Summer short fiction reccs!
It's hard to believe that summer is nearly over. I've been traveling and working, talking walks and binge-watching anime with my kids. I haven't read as much as I would like, but then there is not nearly enough time in the world for that.
Here is a list of some stories I’ve read. If you can, I recommend that you read them, too.
Liminal Stories
Each
issue of this new magazine has impressed and moved me. Here are my favorites
from Issue 3.
“Lares Familares,” according
to Wikipedia, were household guardian spirits of the ancient Romans. In
Campbell’s story, a similar spirit may be watching over (or not?) a troubled Canadian
logging family. This is a deeply atmospheric, unsettling work, beautifully
evoking history and place. Campbell excels at capturing the unspoken tensions
that can run through a family, the unspoken hurts and demands. The birthday
dinner party described in this tale is certainly one of the most uncomfortable
I’ve read. A quietly eerie piece that subtly gets under your skin.
The Barrette Girls by Sara
Saab
Such a dark, dark, surreal
tale. I love the narrative voice of this, the cold and compelling anger. The
narrator has a job shepherding a group of little girls through the city to a
secret location. . . a job with a purpose which is only gradually revealed. On
Twitter, the author described this story as one about “f*ed up people &
f*ed-up personhood,” and it’s an apt description. The
narrator is wounded and supremely unlikeable, and I couldn’t put this story
down.
Obtrusion Rate by Jonathan
Laidlow
Another tense, surreal tale
from Liminal Stories (hmm, there seems to be a pattern here?) Laidlow unspools
a tale of a uniquely awful workplace. Mundane office irritations (e.g. meetings
and a ceiling leak which has not been fixed) are juxtaposed with hints of
something much more sinister. The mystery of this particular company’s purpose
is slowly unwound, and it becomes a portrait of a team, and a man, trying to cope
with terrible trauma as they attempt to do their job.

------------------------------

** Given instruction a **
Output the records from their first line through the line containing "x-tick-year: 2024 [57,699,84,752]", inclusive, as a Markdown table with the columns Row and Line, leaving out any blank lines.

** Element region listings **
------------------------------

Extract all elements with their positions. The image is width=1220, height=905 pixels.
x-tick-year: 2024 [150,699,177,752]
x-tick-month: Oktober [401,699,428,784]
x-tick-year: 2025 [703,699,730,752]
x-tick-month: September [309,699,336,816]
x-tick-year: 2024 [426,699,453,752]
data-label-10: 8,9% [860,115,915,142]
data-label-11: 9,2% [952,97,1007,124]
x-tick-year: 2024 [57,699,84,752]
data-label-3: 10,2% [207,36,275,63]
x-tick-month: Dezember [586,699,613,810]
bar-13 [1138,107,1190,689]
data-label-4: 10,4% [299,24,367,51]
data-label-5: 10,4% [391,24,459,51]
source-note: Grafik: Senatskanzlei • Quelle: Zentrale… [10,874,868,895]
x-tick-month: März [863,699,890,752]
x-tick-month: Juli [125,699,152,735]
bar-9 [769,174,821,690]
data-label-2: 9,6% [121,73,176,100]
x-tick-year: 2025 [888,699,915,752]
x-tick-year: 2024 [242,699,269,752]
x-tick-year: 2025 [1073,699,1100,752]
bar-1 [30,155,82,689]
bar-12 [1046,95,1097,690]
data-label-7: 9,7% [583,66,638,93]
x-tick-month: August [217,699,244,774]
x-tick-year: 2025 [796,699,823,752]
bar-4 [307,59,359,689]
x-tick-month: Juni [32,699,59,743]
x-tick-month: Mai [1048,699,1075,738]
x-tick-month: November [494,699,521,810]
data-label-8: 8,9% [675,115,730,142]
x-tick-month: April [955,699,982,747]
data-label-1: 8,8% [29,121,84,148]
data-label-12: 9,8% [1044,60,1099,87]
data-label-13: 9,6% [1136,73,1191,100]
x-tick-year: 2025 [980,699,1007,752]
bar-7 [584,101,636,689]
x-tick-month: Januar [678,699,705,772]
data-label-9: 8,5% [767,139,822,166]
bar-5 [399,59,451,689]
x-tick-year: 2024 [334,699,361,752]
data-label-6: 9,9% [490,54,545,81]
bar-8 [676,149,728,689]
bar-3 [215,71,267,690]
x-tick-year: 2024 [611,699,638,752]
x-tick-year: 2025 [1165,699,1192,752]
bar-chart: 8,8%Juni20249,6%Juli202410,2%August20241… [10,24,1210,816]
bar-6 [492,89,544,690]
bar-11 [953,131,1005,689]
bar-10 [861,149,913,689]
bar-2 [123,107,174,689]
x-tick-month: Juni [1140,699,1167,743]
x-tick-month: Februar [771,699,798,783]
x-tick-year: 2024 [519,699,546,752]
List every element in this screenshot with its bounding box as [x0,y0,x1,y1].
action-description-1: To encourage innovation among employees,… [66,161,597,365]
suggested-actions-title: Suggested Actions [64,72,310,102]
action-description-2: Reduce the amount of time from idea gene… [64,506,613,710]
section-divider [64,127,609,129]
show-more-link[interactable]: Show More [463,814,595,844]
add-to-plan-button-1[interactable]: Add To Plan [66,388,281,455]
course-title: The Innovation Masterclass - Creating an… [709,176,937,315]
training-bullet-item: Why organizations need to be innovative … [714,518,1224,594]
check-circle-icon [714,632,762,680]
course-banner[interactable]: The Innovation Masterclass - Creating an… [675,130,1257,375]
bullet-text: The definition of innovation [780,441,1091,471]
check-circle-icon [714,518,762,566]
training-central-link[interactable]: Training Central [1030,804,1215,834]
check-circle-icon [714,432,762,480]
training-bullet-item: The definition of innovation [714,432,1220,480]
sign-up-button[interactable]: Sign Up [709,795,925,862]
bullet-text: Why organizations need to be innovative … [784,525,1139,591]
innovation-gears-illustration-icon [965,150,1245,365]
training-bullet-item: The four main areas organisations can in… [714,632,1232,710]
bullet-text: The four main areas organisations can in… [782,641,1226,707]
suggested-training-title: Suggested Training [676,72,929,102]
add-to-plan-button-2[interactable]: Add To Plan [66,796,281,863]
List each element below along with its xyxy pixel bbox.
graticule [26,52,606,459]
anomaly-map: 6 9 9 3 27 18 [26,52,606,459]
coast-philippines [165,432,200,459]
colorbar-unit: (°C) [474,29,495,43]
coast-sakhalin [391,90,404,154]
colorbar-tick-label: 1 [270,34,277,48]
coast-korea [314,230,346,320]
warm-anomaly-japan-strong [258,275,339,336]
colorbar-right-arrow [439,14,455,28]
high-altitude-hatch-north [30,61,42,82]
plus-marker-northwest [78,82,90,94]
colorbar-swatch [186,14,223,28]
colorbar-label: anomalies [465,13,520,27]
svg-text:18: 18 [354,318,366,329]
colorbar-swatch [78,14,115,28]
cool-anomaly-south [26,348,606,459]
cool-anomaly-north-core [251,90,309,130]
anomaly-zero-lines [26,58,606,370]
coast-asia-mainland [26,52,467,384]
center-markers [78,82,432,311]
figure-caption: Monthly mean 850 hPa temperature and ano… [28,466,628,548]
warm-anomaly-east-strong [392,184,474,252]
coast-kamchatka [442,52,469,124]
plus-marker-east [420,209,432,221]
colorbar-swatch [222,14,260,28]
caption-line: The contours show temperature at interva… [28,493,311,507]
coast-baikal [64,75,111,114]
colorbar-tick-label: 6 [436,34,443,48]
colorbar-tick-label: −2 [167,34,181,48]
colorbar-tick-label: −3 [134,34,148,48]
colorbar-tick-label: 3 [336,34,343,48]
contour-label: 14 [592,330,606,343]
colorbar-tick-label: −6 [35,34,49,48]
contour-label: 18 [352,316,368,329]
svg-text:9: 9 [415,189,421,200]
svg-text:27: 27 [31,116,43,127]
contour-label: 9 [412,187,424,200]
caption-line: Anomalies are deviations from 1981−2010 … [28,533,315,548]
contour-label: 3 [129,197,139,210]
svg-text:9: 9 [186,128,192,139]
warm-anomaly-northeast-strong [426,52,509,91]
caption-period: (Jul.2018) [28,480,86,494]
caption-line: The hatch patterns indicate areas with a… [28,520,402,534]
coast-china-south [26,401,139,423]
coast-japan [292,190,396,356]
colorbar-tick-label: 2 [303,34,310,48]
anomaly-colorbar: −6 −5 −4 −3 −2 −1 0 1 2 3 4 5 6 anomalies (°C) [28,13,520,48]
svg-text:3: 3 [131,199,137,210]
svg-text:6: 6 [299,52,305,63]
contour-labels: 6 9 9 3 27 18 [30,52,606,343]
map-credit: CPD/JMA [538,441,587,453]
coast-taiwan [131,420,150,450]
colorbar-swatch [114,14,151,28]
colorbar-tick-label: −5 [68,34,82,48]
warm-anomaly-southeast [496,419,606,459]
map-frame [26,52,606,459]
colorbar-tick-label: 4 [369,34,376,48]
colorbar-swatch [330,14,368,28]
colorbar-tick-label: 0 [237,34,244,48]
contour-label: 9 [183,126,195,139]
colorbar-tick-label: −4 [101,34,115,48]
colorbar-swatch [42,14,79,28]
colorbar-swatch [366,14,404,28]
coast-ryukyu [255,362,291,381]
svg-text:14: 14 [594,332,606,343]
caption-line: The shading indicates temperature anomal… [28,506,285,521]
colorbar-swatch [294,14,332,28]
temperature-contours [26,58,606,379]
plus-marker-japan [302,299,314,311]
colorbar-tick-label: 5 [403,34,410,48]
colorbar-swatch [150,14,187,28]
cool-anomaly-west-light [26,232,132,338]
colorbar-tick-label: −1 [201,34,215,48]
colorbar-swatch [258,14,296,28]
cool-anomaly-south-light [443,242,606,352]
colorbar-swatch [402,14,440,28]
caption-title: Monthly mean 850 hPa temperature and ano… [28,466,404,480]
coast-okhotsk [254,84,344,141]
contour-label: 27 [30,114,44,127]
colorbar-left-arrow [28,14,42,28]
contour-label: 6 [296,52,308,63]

------------------------------

** Given instruction b **
In the summer short fiction recommendations, what job does the narrator of "The Barrette Girls" have?

** Correct response a **
| Row | Line |
|---|---|
| 1 | Extract all elements with their positions. The image is width=1220, height=905 pixels. |
| 2 | x-tick-year: 2024 [150,699,177,752] |
| 3 | x-tick-month: Oktober [401,699,428,784] |
| 4 | x-tick-year: 2025 [703,699,730,752] |
| 5 | x-tick-month: September [309,699,336,816] |
| 6 | x-tick-year: 2024 [426,699,453,752] |
| 7 | data-label-10: 8,9% [860,115,915,142] |
| 8 | data-label-11: 9,2% [952,97,1007,124] |
| 9 | x-tick-year: 2024 [57,699,84,752] |

** Correct response b **
Shepherding a group of little girls through the city to a secret location.